- Records excerpted from a collection:
>> BEGIN

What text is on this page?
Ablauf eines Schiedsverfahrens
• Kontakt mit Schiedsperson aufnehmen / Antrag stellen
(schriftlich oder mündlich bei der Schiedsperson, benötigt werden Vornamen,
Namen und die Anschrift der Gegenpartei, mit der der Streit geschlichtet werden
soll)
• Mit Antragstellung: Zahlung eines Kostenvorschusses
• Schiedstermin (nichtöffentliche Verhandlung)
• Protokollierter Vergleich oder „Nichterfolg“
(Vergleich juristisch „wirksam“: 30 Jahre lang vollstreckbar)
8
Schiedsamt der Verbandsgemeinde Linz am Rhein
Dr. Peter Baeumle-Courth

>> END

- Brief: Using the data above, repeat every line exactly.

- Full answer:
What text is on this page?
Ablauf eines Schiedsverfahrens
• Kontakt mit Schiedsperson aufnehmen / Antrag stellen
(schriftlich oder mündlich bei der Schiedsperson, benötigt werden Vornamen,
Namen und die Anschrift der Gegenpartei, mit der der Streit geschlichtet werden
soll)
• Mit Antragstellung: Zahlung eines Kostenvorschusses
• Schiedstermin (nichtöffentliche Verhandlung)
• Protokollierter Vergleich oder „Nichterfolg“
(Vergleich juristisch „wirksam“: 30 Jahre lang vollstreckbar)
8
Schiedsamt der Verbandsgemeinde Linz am Rhein
Dr. Peter Baeumle-Courth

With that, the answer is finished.